### TASK OBJECTIVE
Each entry below is to be printed verbatim.

### PROVIDED DATA
···

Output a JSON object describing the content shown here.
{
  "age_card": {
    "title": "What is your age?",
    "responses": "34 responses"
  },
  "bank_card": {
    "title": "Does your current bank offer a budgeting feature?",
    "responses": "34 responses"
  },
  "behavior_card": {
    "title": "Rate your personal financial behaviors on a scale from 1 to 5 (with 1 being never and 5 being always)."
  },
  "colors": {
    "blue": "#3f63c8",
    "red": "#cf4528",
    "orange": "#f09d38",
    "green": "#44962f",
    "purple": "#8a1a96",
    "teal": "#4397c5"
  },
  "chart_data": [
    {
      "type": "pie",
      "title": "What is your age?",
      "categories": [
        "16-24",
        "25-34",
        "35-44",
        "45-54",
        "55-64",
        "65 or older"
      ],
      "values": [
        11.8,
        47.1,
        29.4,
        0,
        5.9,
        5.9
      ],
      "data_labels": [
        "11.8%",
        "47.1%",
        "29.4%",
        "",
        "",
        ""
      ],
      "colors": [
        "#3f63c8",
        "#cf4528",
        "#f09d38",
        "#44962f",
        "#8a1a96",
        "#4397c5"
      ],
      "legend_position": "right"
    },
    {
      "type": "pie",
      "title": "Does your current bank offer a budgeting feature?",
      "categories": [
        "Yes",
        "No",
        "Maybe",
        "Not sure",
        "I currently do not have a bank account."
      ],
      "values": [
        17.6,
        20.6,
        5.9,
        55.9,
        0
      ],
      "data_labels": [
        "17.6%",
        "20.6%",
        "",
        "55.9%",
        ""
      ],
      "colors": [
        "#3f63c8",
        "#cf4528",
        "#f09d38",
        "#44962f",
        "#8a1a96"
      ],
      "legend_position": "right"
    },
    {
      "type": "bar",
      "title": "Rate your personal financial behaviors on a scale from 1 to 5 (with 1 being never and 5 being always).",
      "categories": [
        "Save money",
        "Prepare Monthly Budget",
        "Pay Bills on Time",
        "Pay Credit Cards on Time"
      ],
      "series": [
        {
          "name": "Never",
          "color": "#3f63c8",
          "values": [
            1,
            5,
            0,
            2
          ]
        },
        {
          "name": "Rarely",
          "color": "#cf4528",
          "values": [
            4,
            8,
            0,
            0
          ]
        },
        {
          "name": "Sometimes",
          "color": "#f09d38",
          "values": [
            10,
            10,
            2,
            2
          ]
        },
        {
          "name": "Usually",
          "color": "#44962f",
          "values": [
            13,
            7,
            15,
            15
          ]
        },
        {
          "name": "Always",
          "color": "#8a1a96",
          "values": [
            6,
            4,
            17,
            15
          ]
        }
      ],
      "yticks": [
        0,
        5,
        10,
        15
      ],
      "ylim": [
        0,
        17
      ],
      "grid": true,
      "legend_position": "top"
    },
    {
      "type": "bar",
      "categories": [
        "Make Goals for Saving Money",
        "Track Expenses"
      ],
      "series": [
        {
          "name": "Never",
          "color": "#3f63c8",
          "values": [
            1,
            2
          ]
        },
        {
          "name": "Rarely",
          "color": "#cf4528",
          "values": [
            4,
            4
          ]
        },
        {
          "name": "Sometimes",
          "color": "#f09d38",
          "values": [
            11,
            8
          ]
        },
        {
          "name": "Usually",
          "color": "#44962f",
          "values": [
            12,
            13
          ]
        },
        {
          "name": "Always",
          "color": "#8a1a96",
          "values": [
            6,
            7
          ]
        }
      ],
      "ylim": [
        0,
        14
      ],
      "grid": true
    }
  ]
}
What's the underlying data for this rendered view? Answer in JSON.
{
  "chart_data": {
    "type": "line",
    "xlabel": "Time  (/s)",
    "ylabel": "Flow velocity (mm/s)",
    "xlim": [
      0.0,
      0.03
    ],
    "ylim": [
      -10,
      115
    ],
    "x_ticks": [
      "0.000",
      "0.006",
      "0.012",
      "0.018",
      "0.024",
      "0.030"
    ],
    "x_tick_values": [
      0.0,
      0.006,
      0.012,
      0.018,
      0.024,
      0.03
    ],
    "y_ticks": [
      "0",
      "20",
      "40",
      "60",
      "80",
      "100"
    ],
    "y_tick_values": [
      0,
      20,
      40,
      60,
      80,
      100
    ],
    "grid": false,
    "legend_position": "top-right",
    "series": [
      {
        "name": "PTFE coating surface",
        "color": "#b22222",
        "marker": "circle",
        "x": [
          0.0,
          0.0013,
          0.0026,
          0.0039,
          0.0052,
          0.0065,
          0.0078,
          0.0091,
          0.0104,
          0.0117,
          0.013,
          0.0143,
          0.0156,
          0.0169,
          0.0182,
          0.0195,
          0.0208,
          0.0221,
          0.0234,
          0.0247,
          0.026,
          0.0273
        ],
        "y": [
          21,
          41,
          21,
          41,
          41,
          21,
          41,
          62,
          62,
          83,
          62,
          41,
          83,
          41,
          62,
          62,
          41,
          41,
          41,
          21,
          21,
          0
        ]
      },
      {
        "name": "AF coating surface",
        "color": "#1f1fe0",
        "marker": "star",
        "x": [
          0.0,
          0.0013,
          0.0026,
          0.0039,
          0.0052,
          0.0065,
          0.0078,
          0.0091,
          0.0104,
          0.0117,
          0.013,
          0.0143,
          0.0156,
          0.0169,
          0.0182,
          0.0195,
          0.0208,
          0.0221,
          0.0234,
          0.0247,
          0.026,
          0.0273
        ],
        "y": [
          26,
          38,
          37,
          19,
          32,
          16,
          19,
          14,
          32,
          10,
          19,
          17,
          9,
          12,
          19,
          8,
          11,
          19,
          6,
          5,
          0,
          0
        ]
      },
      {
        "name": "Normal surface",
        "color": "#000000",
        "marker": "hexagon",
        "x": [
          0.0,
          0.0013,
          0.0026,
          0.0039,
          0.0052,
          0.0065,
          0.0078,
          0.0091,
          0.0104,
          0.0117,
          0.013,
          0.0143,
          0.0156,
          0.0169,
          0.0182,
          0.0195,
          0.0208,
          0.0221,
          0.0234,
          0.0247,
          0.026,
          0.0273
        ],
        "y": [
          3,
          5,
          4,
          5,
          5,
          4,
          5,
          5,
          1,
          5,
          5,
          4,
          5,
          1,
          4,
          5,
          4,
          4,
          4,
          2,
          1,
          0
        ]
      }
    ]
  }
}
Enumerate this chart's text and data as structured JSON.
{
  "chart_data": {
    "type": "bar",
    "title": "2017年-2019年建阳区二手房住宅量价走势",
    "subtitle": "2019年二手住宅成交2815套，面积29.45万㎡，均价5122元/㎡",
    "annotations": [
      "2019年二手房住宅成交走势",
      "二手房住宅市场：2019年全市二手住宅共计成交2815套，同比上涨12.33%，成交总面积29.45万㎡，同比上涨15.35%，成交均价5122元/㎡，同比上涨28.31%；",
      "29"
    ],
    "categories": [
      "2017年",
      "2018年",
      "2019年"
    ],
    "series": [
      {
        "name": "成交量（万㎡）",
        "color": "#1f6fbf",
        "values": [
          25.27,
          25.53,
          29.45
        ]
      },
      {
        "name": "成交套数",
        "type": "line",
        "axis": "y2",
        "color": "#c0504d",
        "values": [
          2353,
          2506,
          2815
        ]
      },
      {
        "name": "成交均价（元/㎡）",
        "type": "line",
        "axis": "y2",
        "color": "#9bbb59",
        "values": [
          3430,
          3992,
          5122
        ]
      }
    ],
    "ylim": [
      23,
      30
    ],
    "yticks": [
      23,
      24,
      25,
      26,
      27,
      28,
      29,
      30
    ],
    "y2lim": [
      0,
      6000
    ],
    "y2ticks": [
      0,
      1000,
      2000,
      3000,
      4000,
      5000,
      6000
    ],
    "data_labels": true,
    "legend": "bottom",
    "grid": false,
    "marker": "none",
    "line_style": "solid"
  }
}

···

### FINAL RESULT
Output a JSON object describing the content shown here.
{
  "age_card": {
    "title": "What is your age?",
    "responses": "34 responses"
  },
  "bank_card": {
    "title": "Does your current bank offer a budgeting feature?",
    "responses": "34 responses"
  },
  "behavior_card": {
    "title": "Rate your personal financial behaviors on a scale from 1 to 5 (with 1 being never and 5 being always)."
  },
  "colors": {
    "blue": "#3f63c8",
    "red": "#cf4528",
    "orange": "#f09d38",
    "green": "#44962f",
    "purple": "#8a1a96",
    "teal": "#4397c5"
  },
  "chart_data": [
    {
      "type": "pie",
      "title": "What is your age?",
      "categories": [
        "16-24",
        "25-34",
        "35-44",
        "45-54",
        "55-64",
        "65 or older"
      ],
      "values": [
        11.8,
        47.1,
        29.4,
        0,
        5.9,
        5.9
      ],
      "data_labels": [
        "11.8%",
        "47.1%",
        "29.4%",
        "",
        "",
        ""
      ],
      "colors": [
        "#3f63c8",
        "#cf4528",
        "#f09d38",
        "#44962f",
        "#8a1a96",
        "#4397c5"
      ],
      "legend_position": "right"
    },
    {
      "type": "pie",
      "title": "Does your current bank offer a budgeting feature?",
      "categories": [
        "Yes",
        "No",
        "Maybe",
        "Not sure",
        "I currently do not have a bank account."
      ],
      "values": [
        17.6,
        20.6,
        5.9,
        55.9,
        0
      ],
      "data_labels": [
        "17.6%",
        "20.6%",
        "",
        "55.9%",
        ""
      ],
      "colors": [
        "#3f63c8",
        "#cf4528",
        "#f09d38",
        "#44962f",
        "#8a1a96"
      ],
      "legend_position": "right"
    },
    {
      "type": "bar",
      "title": "Rate your personal financial behaviors on a scale from 1 to 5 (with 1 being never and 5 being always).",
      "categories": [
        "Save money",
        "Prepare Monthly Budget",
        "Pay Bills on Time",
        "Pay Credit Cards on Time"
      ],
      "series": [
        {
          "name": "Never",
          "color": "#3f63c8",
          "values": [
            1,
            5,
            0,
            2
          ]
        },
        {
          "name": "Rarely",
          "color": "#cf4528",
          "values": [
            4,
            8,
            0,
            0
          ]
        },
        {
          "name": "Sometimes",
          "color": "#f09d38",
          "values": [
            10,
            10,
            2,
            2
          ]
        },
        {
          "name": "Usually",
          "color": "#44962f",
          "values": [
            13,
            7,
            15,
            15
          ]
        },
        {
          "name": "Always",
          "color": "#8a1a96",
          "values": [
            6,
            4,
            17,
            15
          ]
        }
      ],
      "yticks": [
        0,
        5,
        10,
        15
      ],
      "ylim": [
        0,
        17
      ],
      "grid": true,
      "legend_position": "top"
    },
    {
      "type": "bar",
      "categories": [
        "Make Goals for Saving Money",
        "Track Expenses"
      ],
      "series": [
        {
          "name": "Never",
          "color": "#3f63c8",
          "values": [
            1,
            2
          ]
        },
        {
          "name": "Rarely",
          "color": "#cf4528",
          "values": [
            4,
            4
          ]
        },
        {
          "name": "Sometimes",
          "color": "#f09d38",
          "values": [
            11,
            8
          ]
        },
        {
          "name": "Usually",
          "color": "#44962f",
          "values": [
            12,
            13
          ]
        },
        {
          "name": "Always",
          "color": "#8a1a96",
          "values": [
            6,
            7
          ]
        }
      ],
      "ylim": [
        0,
        14
      ],
      "grid": true
    }
  ]
}
What's the underlying data for this rendered view? Answer in JSON.
{
  "chart_data": {
    "type": "line",
    "xlabel": "Time  (/s)",
    "ylabel": "Flow velocity (mm/s)",
    "xlim": [
      0.0,
      0.03
    ],
    "ylim": [
      -10,
      115
    ],
    "x_ticks": [
      "0.000",
      "0.006",
      "0.012",
      "0.018",
      "0.024",
      "0.030"
    ],
    "x_tick_values": [
      0.0,
      0.006,
      0.012,
      0.018,
      0.024,
      0.03
    ],
    "y_ticks": [
      "0",
      "20",
      "40",
      "60",
      "80",
      "100"
    ],
    "y_tick_values": [
      0,
      20,
      40,
      60,
      80,
      100
    ],
    "grid": false,
    "legend_position": "top-right",
    "series": [
      {
        "name": "PTFE coating surface",
        "color": "#b22222",
        "marker": "circle",
        "x": [
          0.0,
          0.0013,
          0.0026,
          0.0039,
          0.0052,
          0.0065,
          0.0078,
          0.0091,
          0.0104,
          0.0117,
          0.013,
          0.0143,
          0.0156,
          0.0169,
          0.0182,
          0.0195,
          0.0208,
          0.0221,
          0.0234,
          0.0247,
          0.026,
          0.0273
        ],
        "y": [
          21,
          41,
          21,
          41,
          41,
          21,
          41,
          62,
          62,
          83,
          62,
          41,
          83,
          41,
          62,
          62,
          41,
          41,
          41,
          21,
          21,
          0
        ]
      },
      {
        "name": "AF coating surface",
        "color": "#1f1fe0",
        "marker": "star",
        "x": [
          0.0,
          0.0013,
          0.0026,
          0.0039,
          0.0052,
          0.0065,
          0.0078,
          0.0091,
          0.0104,
          0.0117,
          0.013,
          0.0143,
          0.0156,
          0.0169,
          0.0182,
          0.0195,
          0.0208,
          0.0221,
          0.0234,
          0.0247,
          0.026,
          0.0273
        ],
        "y": [
          26,
          38,
          37,
          19,
          32,
          16,
          19,
          14,
          32,
          10,
          19,
          17,
          9,
          12,
          19,
          8,
          11,
          19,
          6,
          5,
          0,
          0
        ]
      },
      {
        "name": "Normal surface",
        "color": "#000000",
        "marker": "hexagon",
        "x": [
          0.0,
          0.0013,
          0.0026,
          0.0039,
          0.0052,
          0.0065,
          0.0078,
          0.0091,
          0.0104,
          0.0117,
          0.013,
          0.0143,
          0.0156,
          0.0169,
          0.0182,
          0.0195,
          0.0208,
          0.0221,
          0.0234,
          0.0247,
          0.026,
          0.0273
        ],
        "y": [
          3,
          5,
          4,
          5,
          5,
          4,
          5,
          5,
          1,
          5,
          5,
          4,
          5,
          1,
          4,
          5,
          4,
          4,
          4,
          2,
          1,
          0
        ]
      }
    ]
  }
}
Enumerate this chart's text and data as structured JSON.
{
  "chart_data": {
    "type": "bar",
    "title": "2017年-2019年建阳区二手房住宅量价走势",
    "subtitle": "2019年二手住宅成交2815套，面积29.45万㎡，均价5122元/㎡",
    "annotations": [
      "2019年二手房住宅成交走势",
      "二手房住宅市场：2019年全市二手住宅共计成交2815套，同比上涨12.33%，成交总面积29.45万㎡，同比上涨15.35%，成交均价5122元/㎡，同比上涨28.31%；",
      "29"
    ],
    "categories": [
      "2017年",
      "2018年",
      "2019年"
    ],
    "series": [
      {
        "name": "成交量（万㎡）",
        "color": "#1f6fbf",
        "values": [
          25.27,
          25.53,
          29.45
        ]
      },
      {
        "name": "成交套数",
        "type": "line",
        "axis": "y2",
        "color": "#c0504d",
        "values": [
          2353,
          2506,
          2815
        ]
      },
      {
        "name": "成交均价（元/㎡）",
        "type": "line",
        "axis": "y2",
        "color": "#9bbb59",
        "values": [
          3430,
          3992,
          5122
        ]
      }
    ],
    "ylim": [
      23,
      30
    ],
    "yticks": [
      23,
      24,
      25,
      26,
      27,
      28,
      29,
      30
    ],
    "y2lim": [
      0,
      6000
    ],
    "y2ticks": [
      0,
      1000,
      2000,
      3000,
      4000,
      5000,
      6000
    ],
    "data_labels": true,
    "legend": "bottom",
    "grid": false,
    "marker": "none",
    "line_style": "solid"
  }
}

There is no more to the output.